**** INPUT MATERIAL
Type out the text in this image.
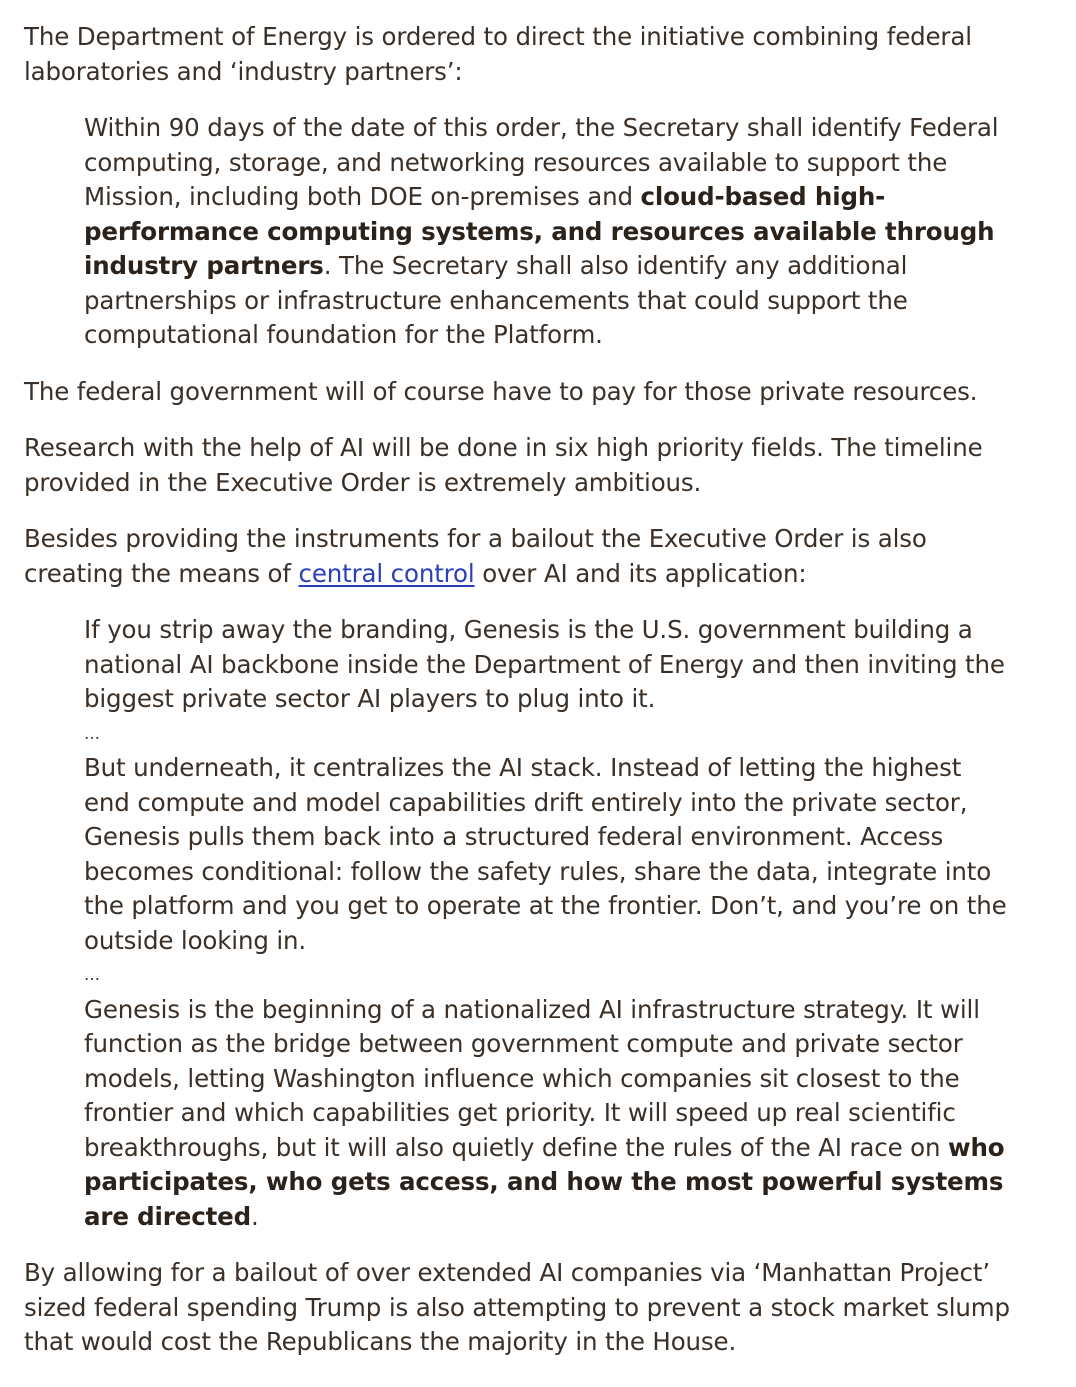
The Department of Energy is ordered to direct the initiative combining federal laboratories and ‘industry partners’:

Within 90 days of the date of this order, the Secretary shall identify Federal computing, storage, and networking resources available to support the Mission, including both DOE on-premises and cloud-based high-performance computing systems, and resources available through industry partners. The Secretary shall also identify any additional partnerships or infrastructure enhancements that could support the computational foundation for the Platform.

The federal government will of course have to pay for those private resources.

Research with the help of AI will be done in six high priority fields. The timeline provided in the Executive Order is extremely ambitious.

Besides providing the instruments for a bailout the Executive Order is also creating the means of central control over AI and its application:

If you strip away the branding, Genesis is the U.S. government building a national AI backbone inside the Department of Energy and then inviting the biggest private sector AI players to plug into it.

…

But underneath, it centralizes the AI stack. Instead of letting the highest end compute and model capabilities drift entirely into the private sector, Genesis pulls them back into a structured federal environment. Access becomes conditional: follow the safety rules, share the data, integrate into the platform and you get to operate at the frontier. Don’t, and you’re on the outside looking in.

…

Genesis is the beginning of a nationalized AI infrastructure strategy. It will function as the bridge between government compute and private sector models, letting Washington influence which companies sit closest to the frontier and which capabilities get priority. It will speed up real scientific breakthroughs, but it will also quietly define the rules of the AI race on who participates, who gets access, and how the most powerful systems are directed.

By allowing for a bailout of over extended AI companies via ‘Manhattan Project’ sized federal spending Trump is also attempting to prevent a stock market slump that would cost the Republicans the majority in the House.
********
**** INPUT MATERIAL
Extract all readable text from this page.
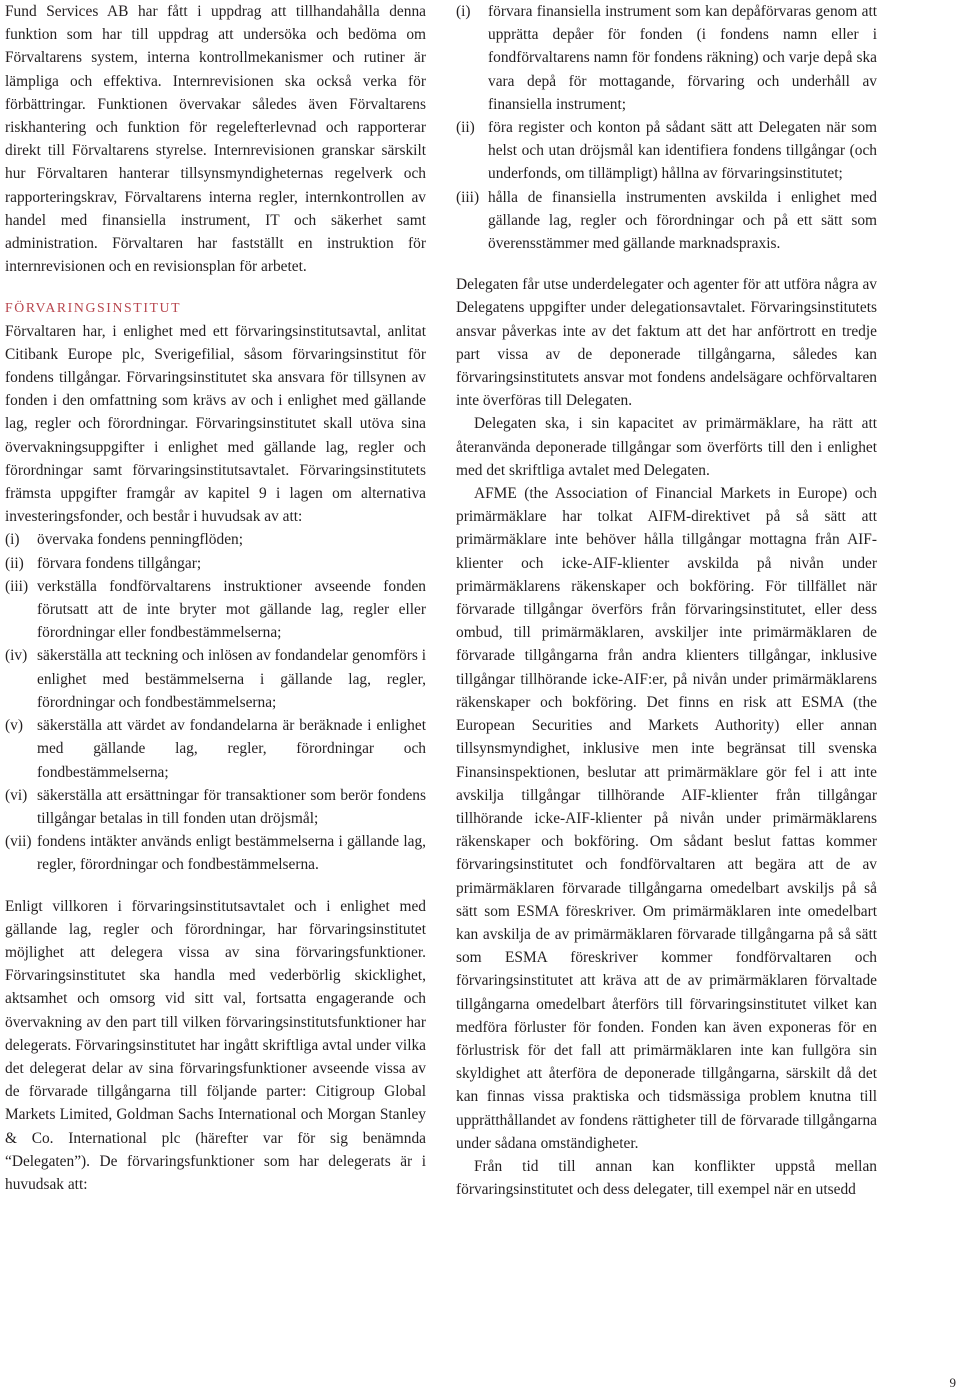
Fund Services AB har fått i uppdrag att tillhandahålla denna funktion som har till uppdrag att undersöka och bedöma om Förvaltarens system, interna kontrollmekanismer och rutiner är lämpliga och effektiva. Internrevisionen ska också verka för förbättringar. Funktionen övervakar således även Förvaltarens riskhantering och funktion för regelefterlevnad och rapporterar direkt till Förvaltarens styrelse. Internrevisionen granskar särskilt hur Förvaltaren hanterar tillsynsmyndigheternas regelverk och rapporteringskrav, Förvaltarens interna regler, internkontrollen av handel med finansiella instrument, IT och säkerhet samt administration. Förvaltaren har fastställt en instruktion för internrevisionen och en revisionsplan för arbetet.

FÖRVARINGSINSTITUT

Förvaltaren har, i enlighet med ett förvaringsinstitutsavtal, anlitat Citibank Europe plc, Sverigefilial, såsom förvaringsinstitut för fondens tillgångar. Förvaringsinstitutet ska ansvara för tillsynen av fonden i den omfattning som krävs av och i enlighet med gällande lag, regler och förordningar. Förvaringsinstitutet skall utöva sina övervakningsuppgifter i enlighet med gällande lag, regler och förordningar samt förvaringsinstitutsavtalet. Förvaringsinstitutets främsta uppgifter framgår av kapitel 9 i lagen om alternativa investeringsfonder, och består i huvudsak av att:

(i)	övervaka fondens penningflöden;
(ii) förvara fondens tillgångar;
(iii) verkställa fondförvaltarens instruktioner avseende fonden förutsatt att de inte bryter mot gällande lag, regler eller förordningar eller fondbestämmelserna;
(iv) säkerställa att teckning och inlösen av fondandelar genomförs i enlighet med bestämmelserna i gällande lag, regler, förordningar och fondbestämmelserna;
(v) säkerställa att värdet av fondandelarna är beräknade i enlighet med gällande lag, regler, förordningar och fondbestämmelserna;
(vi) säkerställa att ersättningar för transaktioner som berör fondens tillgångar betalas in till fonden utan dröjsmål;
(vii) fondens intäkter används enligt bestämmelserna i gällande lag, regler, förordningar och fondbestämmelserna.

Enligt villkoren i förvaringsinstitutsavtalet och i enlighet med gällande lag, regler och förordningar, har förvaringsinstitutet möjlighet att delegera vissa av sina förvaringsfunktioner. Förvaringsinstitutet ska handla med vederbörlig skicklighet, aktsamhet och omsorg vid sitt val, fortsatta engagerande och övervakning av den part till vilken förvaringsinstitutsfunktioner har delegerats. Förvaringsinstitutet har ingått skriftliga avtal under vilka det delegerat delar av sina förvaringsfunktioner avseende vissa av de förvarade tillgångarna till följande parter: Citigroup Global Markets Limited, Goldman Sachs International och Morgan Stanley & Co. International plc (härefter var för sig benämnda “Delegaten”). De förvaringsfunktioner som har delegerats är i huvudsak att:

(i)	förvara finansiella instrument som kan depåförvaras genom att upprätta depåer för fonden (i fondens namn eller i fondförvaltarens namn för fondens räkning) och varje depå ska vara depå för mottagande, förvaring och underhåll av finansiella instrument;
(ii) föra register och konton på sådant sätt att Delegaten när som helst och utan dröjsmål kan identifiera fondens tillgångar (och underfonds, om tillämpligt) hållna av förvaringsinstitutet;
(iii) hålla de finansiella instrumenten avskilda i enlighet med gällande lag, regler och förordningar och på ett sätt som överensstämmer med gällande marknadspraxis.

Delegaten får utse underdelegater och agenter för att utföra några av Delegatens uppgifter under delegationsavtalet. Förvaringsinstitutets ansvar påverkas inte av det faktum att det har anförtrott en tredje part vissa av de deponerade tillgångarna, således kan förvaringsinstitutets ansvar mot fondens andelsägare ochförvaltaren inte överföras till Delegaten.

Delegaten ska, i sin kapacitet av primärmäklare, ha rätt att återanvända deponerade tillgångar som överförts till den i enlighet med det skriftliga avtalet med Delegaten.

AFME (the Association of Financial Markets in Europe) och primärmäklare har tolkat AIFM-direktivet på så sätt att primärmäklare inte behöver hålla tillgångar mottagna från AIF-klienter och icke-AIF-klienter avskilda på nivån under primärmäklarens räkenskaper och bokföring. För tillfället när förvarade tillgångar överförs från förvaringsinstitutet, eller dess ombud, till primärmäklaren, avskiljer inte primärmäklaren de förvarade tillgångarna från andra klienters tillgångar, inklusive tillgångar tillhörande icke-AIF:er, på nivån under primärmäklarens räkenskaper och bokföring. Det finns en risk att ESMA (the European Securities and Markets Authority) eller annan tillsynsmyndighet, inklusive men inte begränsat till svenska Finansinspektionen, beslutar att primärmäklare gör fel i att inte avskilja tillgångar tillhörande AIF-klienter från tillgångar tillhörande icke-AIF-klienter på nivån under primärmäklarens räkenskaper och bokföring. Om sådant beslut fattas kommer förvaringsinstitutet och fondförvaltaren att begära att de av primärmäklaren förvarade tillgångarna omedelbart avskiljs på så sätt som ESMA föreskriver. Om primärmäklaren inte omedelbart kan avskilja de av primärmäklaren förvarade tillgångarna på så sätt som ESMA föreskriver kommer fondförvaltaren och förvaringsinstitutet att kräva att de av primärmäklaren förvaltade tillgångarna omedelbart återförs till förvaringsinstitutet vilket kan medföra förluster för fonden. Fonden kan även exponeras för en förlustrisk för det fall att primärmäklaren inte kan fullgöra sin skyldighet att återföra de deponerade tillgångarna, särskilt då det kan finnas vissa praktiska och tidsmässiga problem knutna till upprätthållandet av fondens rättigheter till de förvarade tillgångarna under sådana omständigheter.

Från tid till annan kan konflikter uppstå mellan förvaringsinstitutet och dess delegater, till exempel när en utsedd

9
********
All lines above in which the word "into" occurs should be identified and copied.

## RESULT FOR THIS EXERCISE
If you strip away the branding, Genesis is the U.S. government building a national AI backbone inside the Department of Energy and then inviting the biggest private sector AI players to plug into it.
But underneath, it centralizes the AI stack. Instead of letting the highest end compute and model capabilities drift entirely into the private sector, Genesis pulls them back into a structured federal environment. Access becomes conditional: follow the safety rules, share the data, integrate into the platform and you get to operate at the frontier. Don’t, and you’re on the outside looking in.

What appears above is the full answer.